Records:
** BEGIN **
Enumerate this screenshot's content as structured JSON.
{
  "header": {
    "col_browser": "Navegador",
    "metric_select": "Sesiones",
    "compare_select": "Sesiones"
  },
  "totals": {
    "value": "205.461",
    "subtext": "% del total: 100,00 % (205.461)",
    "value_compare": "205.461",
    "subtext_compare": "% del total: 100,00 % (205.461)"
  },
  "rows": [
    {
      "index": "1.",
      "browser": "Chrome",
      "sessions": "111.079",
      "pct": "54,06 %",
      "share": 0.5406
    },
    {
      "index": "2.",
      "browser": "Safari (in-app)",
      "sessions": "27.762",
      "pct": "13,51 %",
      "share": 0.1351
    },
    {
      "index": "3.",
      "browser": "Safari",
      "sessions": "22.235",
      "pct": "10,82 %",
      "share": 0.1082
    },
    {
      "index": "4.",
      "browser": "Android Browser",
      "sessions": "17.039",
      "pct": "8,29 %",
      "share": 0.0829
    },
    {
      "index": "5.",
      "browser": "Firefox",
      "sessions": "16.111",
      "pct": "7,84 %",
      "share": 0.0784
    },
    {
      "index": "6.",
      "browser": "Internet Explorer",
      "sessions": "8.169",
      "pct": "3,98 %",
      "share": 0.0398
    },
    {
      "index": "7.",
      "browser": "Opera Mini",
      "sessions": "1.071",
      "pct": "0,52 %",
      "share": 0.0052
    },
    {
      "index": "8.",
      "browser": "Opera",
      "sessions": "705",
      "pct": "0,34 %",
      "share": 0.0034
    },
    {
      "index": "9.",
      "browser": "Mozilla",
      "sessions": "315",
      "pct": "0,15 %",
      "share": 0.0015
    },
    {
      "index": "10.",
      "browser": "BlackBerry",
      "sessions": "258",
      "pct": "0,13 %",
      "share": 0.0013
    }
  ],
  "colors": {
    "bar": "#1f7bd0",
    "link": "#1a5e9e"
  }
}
** END **
** BEGIN **
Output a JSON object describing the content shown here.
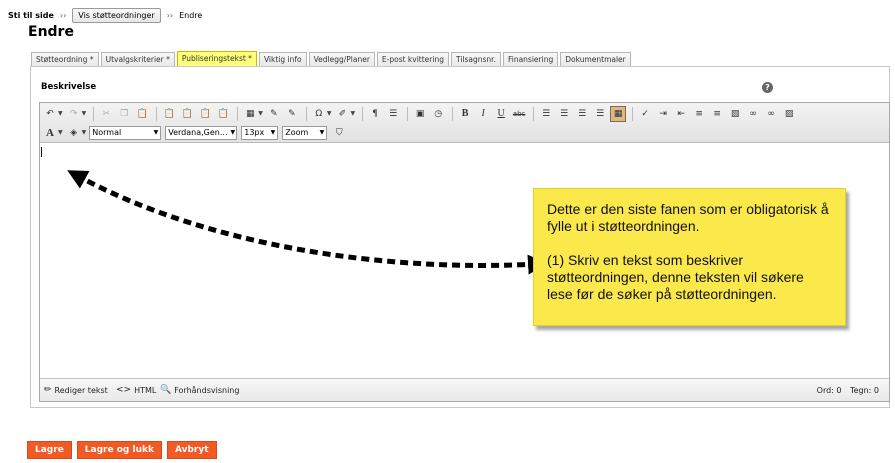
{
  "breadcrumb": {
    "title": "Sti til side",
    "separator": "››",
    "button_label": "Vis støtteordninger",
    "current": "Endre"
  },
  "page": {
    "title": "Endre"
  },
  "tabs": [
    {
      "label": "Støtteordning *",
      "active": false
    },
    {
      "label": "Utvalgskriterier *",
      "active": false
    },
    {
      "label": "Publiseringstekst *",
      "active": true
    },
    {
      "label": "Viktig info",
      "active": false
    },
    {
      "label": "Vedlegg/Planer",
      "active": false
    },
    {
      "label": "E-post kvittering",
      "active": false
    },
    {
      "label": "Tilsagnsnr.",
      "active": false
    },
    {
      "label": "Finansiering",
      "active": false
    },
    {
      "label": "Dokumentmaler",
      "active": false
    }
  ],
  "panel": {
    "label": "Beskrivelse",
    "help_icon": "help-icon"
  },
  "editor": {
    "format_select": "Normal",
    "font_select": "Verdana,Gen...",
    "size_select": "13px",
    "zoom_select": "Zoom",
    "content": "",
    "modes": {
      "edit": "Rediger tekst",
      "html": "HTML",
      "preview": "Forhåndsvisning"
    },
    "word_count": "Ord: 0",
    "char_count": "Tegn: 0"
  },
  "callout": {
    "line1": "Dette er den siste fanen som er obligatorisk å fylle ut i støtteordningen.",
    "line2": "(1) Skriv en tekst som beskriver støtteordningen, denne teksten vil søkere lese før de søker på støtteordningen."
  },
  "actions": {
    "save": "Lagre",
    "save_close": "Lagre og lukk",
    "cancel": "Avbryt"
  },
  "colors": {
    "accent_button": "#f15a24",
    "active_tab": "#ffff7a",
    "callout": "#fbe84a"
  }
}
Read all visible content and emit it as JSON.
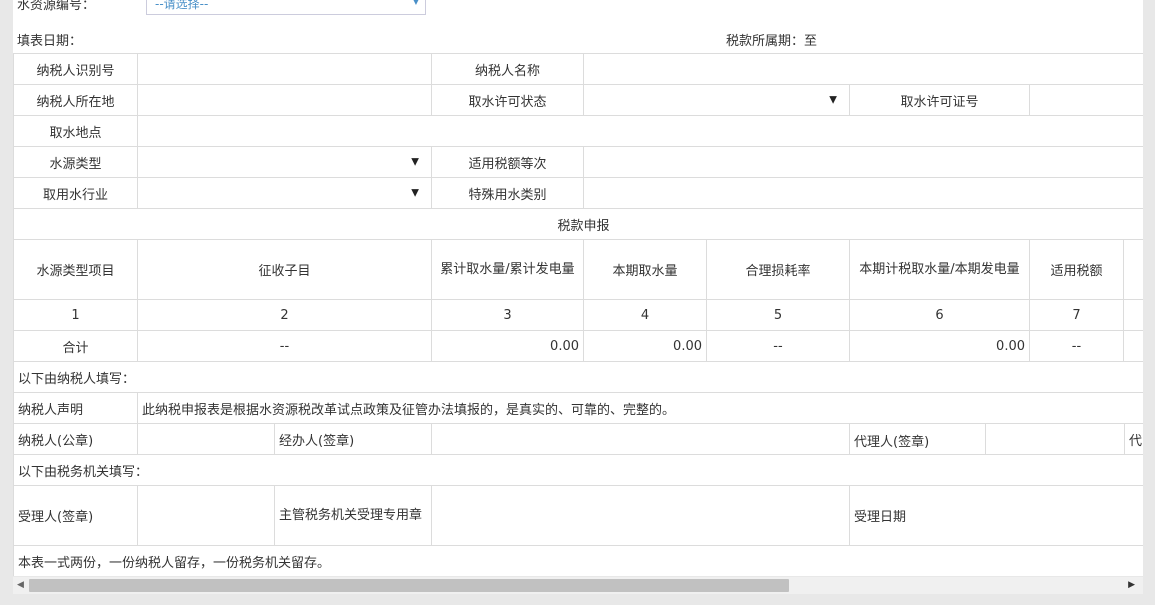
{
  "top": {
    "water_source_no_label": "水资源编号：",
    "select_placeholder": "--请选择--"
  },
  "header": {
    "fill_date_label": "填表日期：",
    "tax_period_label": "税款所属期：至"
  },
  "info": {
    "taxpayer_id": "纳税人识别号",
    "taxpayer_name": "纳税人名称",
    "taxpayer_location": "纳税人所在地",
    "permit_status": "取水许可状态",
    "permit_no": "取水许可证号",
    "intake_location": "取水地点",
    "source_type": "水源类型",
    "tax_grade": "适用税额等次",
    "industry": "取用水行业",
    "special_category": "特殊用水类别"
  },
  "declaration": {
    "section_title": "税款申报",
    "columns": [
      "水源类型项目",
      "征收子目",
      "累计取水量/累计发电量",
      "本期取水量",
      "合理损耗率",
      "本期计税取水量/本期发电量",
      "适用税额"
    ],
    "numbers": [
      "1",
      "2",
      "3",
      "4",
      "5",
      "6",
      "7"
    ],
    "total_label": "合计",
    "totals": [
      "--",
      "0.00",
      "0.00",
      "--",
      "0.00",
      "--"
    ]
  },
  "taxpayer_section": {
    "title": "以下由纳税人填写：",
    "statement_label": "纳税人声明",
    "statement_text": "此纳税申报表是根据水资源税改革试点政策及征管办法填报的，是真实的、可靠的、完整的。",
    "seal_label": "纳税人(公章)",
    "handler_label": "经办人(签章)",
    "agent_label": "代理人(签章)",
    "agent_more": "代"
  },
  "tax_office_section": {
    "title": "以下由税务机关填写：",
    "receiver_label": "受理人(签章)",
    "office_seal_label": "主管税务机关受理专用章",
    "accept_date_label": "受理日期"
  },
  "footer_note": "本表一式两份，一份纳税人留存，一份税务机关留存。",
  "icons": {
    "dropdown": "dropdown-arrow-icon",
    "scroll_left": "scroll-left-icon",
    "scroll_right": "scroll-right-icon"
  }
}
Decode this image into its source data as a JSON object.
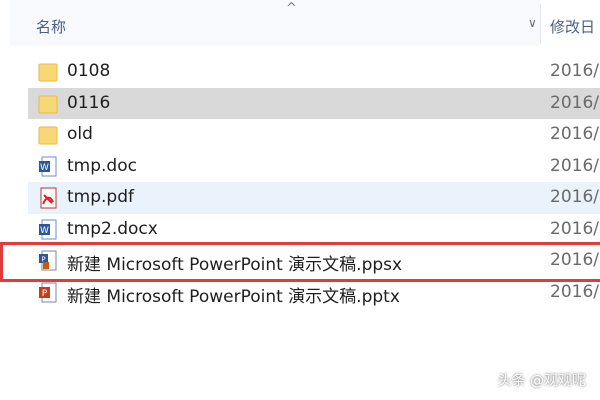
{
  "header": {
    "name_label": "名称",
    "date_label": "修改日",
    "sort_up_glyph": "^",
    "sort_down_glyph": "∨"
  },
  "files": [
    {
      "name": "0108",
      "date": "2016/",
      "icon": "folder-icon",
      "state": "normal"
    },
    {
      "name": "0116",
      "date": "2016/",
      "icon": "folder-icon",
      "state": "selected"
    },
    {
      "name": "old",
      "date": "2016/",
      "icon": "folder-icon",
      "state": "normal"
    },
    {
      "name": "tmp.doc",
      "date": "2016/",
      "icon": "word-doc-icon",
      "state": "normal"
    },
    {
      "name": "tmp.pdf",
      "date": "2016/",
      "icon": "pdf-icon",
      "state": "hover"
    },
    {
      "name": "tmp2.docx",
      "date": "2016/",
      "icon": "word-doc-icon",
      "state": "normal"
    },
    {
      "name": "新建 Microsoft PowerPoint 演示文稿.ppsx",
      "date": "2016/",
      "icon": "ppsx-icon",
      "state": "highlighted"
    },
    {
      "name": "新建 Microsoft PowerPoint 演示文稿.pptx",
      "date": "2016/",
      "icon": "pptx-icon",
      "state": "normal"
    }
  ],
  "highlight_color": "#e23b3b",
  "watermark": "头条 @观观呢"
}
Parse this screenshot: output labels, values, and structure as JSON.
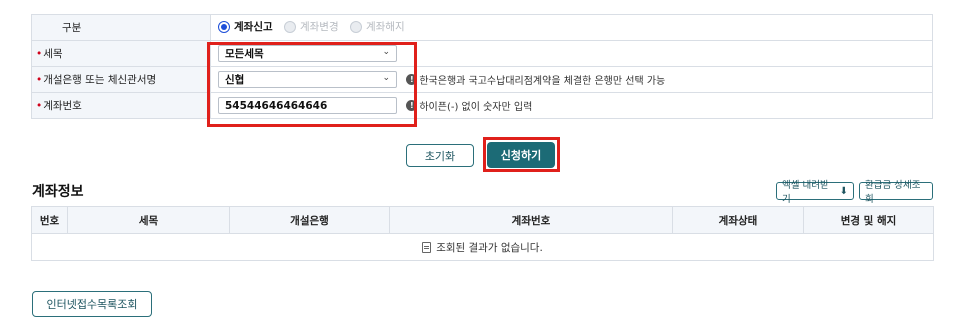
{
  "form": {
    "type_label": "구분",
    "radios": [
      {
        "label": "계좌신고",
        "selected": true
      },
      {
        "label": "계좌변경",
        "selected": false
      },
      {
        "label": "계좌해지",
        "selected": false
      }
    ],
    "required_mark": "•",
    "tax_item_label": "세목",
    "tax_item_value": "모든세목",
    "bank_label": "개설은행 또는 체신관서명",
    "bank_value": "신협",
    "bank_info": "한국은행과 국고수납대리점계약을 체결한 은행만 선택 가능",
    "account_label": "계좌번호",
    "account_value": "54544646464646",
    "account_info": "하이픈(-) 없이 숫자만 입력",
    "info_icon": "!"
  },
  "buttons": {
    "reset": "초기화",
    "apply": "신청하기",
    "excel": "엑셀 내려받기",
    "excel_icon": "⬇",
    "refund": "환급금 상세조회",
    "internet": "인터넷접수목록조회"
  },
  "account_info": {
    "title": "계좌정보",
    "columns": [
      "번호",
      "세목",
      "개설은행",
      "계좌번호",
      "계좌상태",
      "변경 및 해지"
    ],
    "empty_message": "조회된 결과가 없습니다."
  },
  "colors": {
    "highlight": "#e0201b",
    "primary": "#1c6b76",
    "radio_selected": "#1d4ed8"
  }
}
** END **
** BEGIN **
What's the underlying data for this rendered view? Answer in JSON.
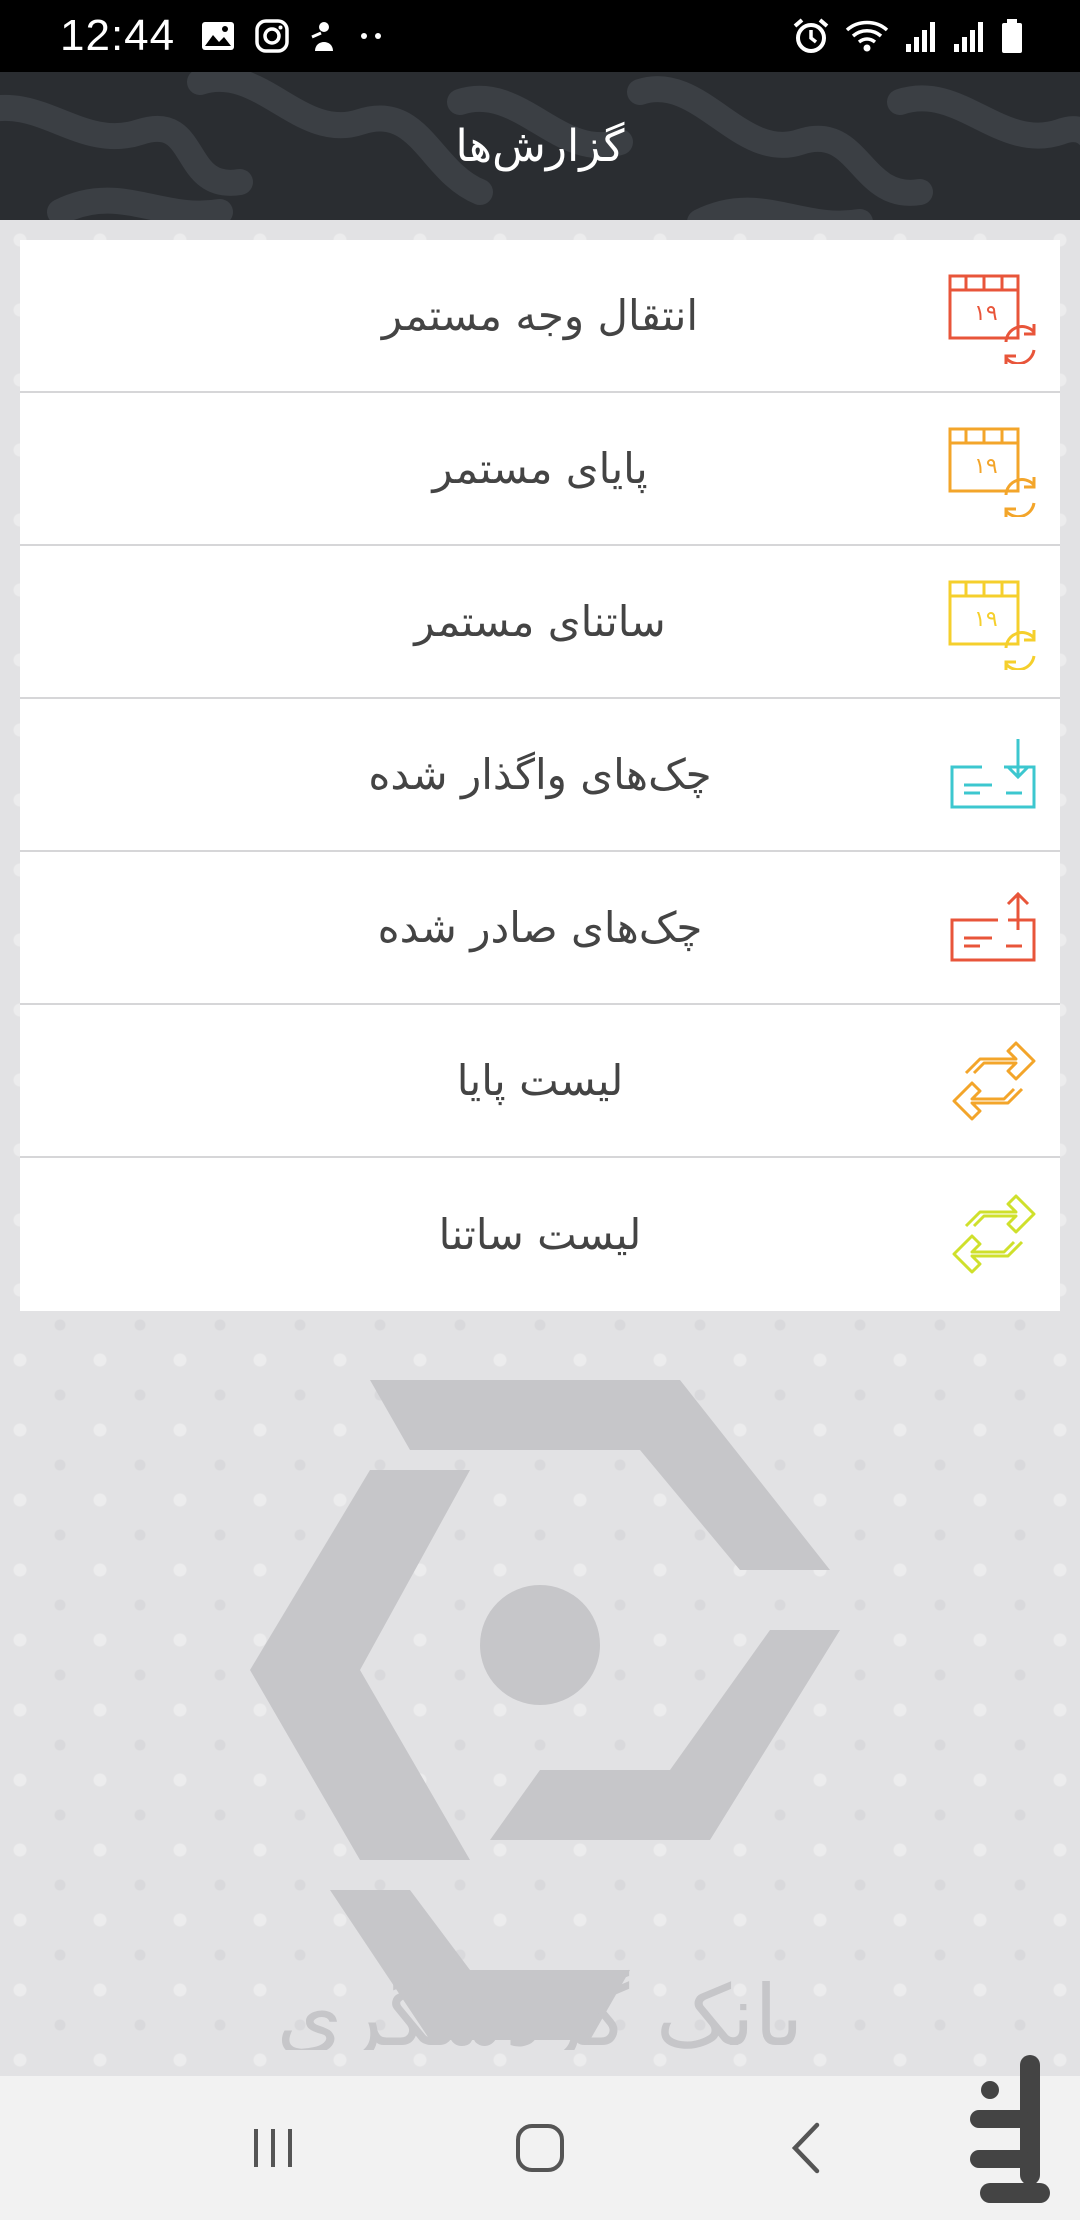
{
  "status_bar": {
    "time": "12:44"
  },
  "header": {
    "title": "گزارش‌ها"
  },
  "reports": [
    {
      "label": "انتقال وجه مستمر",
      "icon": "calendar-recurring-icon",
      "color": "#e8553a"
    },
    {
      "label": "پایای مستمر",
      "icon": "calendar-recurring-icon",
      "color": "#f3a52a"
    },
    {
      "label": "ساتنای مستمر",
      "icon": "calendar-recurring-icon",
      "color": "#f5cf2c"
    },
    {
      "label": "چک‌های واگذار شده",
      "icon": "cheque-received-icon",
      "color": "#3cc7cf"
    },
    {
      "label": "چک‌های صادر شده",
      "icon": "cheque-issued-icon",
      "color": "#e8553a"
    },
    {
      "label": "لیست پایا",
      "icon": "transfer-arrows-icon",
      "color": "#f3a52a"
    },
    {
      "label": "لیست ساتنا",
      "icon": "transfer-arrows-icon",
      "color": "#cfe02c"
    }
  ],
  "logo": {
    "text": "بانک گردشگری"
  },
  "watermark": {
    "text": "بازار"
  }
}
** END **
[To do]: Find each line holding "مستمر". Copy it out.

[Output]:
      "label": "انتقال وجه مستمر",
      "label": "پایای مستمر",
      "label": "ساتنای مستمر",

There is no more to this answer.